*** Given information

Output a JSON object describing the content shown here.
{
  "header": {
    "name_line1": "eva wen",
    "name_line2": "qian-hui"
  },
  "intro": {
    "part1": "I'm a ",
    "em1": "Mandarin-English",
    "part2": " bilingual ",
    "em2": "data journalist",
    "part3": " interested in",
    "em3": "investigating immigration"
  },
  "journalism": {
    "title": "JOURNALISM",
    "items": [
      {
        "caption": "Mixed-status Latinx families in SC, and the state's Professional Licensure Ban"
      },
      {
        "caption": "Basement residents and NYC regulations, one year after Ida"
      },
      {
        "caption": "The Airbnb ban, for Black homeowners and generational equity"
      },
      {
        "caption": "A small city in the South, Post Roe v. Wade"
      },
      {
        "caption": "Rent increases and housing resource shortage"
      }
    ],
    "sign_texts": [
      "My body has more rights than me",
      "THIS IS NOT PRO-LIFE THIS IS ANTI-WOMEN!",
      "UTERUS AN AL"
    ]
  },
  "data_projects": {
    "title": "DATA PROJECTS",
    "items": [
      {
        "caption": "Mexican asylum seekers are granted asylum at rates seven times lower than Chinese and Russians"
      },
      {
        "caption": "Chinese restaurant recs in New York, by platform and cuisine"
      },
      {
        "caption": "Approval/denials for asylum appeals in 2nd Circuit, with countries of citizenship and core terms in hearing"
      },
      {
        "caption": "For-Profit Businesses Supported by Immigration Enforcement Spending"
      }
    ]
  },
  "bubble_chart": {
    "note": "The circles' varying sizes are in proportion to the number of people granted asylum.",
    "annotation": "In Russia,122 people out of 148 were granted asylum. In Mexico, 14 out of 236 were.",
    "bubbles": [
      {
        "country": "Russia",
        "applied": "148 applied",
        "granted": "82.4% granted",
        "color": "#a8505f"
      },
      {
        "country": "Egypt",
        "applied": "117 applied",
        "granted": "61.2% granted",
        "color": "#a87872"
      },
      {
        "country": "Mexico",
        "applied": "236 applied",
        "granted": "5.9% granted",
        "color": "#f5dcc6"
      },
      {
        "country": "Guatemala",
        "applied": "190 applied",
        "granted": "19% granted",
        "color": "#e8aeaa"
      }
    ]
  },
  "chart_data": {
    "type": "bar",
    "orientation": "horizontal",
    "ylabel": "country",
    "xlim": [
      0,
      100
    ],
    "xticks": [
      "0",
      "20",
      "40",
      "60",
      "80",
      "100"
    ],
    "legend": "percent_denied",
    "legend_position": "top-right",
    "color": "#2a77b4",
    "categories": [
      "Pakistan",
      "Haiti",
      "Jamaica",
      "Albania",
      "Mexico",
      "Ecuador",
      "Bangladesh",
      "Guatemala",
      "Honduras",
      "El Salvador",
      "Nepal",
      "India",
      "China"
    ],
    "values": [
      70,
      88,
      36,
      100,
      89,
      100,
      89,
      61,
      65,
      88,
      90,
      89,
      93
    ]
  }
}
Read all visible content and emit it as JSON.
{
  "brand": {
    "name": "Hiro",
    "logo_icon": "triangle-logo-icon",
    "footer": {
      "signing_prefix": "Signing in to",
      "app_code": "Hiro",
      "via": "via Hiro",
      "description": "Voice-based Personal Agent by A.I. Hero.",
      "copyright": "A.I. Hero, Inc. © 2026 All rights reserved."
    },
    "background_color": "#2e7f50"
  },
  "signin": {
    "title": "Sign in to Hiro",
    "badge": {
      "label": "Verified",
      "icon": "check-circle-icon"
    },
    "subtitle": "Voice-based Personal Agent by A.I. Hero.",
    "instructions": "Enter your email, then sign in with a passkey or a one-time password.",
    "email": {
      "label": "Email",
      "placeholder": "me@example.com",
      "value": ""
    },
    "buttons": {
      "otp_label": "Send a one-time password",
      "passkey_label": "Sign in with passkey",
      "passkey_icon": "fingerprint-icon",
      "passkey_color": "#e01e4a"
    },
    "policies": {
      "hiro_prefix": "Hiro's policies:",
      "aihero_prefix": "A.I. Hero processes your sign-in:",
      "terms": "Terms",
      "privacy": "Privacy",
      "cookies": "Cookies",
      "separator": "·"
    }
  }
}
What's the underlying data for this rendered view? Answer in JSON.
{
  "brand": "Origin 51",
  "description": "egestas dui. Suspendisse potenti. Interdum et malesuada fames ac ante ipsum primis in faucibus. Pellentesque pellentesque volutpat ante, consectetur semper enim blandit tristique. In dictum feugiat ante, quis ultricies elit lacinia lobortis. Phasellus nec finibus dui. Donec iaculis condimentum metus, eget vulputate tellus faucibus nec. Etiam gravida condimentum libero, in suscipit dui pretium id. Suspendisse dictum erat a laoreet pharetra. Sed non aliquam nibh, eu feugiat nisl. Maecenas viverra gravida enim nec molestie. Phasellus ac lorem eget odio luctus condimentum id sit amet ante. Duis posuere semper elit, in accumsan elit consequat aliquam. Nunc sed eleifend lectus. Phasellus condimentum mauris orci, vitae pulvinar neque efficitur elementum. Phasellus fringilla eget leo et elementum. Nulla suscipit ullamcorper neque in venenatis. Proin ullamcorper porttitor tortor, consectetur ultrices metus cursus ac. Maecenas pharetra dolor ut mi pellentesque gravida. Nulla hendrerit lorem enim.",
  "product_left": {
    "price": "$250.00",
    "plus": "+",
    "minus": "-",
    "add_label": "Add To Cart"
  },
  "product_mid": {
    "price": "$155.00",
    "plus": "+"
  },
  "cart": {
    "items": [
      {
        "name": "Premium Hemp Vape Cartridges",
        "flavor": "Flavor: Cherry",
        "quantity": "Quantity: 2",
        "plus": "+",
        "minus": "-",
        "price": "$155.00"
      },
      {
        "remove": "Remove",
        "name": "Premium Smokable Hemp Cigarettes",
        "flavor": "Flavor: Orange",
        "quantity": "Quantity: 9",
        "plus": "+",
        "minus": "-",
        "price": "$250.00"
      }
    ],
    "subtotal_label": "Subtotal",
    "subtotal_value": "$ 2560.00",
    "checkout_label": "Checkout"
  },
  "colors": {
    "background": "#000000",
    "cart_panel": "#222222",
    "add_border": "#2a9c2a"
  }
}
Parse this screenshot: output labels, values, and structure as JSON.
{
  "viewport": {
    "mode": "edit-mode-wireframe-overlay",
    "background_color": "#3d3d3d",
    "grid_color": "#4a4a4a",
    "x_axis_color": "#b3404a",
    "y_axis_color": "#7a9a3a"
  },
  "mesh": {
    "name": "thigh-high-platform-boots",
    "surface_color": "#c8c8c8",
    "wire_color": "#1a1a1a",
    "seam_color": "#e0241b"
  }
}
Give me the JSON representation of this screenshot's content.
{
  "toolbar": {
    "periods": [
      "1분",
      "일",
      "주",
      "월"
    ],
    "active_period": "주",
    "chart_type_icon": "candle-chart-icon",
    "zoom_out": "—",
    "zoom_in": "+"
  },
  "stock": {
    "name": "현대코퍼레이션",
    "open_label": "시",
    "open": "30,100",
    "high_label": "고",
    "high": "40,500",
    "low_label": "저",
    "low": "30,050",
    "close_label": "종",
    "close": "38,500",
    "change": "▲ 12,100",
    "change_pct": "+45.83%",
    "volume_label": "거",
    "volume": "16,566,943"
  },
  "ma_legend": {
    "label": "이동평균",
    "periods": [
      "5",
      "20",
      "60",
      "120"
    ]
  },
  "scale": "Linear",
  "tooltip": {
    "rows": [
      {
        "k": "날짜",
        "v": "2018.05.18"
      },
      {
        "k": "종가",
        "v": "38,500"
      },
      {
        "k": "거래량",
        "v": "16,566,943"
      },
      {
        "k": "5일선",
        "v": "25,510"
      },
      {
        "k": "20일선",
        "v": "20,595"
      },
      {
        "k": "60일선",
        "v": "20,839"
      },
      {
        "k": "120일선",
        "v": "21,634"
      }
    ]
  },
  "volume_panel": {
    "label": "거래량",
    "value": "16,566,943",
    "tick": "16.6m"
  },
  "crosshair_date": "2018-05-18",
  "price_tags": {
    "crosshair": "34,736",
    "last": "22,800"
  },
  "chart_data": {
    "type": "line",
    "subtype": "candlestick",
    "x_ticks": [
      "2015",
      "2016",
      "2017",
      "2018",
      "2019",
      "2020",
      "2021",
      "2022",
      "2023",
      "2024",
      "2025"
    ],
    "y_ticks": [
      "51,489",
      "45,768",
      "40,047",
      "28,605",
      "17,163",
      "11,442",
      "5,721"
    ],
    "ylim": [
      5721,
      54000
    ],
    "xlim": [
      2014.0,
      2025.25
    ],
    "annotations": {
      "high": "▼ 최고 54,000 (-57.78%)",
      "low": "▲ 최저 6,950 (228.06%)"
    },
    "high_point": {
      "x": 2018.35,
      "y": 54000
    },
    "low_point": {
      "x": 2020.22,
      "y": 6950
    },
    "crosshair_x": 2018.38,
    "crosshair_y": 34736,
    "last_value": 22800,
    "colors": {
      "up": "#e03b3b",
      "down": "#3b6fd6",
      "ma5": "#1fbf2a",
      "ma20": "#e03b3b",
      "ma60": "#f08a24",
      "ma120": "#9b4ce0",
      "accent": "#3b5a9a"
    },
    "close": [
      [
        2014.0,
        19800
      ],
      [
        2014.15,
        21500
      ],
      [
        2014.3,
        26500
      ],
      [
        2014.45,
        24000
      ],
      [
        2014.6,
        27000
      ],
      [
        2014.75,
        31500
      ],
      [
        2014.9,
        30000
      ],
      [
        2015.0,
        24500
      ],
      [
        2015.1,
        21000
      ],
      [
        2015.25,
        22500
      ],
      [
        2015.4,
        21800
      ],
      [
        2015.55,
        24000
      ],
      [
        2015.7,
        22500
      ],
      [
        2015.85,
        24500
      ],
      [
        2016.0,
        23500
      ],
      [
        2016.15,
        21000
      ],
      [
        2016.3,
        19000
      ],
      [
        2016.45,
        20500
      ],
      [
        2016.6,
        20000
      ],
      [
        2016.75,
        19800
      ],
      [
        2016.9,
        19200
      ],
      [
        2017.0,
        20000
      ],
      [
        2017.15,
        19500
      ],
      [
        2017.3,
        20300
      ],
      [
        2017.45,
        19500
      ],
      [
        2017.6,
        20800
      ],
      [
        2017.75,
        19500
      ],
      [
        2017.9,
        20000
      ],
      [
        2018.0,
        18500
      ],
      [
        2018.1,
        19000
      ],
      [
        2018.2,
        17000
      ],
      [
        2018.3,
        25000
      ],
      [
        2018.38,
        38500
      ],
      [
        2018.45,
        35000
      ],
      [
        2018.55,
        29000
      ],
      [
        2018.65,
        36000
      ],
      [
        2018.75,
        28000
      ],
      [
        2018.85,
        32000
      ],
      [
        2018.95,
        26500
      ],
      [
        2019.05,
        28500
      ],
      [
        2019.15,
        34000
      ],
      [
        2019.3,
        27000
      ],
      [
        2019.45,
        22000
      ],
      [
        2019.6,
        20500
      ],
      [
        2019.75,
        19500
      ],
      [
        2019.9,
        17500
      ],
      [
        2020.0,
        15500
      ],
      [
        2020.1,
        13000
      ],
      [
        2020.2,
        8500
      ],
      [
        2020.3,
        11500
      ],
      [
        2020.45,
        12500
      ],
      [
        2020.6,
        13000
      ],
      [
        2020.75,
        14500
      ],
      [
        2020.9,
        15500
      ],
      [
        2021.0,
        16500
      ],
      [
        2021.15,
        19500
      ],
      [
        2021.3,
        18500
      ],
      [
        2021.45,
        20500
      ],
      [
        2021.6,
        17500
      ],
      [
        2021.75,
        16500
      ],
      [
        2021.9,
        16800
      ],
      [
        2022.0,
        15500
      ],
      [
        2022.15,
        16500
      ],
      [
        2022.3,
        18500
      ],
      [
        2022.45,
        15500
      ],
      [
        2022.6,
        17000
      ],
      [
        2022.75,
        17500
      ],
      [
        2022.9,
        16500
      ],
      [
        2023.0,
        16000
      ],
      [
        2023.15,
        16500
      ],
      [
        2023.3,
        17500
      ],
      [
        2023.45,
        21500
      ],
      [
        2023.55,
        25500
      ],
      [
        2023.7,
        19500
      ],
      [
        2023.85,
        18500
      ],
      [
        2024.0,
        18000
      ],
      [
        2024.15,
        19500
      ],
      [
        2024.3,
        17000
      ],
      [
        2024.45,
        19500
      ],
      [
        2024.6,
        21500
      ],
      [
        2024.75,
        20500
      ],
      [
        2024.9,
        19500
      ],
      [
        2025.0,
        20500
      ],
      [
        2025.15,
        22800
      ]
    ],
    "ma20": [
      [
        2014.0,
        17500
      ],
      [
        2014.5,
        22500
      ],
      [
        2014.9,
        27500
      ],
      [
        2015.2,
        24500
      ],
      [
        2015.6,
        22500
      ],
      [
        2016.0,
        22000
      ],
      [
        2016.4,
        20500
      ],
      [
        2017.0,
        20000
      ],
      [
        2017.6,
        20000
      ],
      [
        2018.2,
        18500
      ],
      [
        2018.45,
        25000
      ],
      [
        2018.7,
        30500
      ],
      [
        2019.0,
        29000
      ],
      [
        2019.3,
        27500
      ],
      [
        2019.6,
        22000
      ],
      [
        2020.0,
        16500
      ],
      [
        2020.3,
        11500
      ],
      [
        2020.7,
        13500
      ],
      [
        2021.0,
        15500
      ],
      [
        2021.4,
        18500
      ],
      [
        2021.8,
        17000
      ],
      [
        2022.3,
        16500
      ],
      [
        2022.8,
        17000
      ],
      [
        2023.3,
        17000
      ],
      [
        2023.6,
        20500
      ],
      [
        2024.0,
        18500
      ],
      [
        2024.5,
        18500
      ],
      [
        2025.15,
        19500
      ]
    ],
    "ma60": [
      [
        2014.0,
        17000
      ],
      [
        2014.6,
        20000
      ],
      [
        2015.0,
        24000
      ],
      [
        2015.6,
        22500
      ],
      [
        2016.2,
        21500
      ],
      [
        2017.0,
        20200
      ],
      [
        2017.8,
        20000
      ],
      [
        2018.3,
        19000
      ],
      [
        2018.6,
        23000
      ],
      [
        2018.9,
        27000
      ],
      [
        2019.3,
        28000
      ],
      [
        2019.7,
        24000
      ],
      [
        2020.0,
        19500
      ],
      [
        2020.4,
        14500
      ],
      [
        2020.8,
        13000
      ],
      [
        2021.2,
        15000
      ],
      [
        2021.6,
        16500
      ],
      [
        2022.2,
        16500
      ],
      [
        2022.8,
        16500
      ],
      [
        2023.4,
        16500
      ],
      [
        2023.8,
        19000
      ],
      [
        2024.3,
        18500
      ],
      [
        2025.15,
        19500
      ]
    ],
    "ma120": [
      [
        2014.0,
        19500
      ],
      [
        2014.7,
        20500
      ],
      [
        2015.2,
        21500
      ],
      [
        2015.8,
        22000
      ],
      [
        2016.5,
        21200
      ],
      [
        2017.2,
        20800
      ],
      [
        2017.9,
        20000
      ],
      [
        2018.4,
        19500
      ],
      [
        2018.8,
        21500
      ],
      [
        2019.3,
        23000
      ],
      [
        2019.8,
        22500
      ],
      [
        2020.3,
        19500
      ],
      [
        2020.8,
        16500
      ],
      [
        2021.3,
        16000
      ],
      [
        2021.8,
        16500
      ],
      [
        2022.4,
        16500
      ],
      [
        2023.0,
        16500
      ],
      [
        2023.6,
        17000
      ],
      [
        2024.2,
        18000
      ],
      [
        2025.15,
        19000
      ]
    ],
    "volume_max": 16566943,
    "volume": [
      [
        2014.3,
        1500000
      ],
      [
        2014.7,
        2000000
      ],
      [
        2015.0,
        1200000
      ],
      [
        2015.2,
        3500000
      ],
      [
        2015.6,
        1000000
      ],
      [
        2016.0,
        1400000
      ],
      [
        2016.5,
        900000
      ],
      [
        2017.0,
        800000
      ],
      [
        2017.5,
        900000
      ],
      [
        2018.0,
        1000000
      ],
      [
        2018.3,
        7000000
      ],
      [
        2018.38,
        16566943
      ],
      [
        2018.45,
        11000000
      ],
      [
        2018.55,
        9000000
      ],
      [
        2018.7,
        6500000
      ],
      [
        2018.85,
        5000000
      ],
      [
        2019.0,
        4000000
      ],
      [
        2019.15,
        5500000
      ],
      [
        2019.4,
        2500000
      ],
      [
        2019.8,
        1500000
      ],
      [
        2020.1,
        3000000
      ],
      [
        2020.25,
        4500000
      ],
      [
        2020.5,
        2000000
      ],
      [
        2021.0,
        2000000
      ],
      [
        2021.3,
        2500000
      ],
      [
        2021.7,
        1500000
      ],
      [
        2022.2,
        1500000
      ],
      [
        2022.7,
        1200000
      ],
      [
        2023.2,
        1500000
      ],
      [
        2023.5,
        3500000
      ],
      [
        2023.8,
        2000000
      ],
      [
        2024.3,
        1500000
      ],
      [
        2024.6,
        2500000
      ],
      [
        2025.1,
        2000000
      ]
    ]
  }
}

******

Task requirements
Go through the records above and copy every line with the word "Hero".

Result below
      "description": "Voice-based Personal Agent by A.I. Hero.",
      "copyright": "A.I. Hero, Inc. © 2026 All rights reserved."
    "subtitle": "Voice-based Personal Agent by A.I. Hero.",
      "aihero_prefix": "A.I. Hero processes your sign-in:",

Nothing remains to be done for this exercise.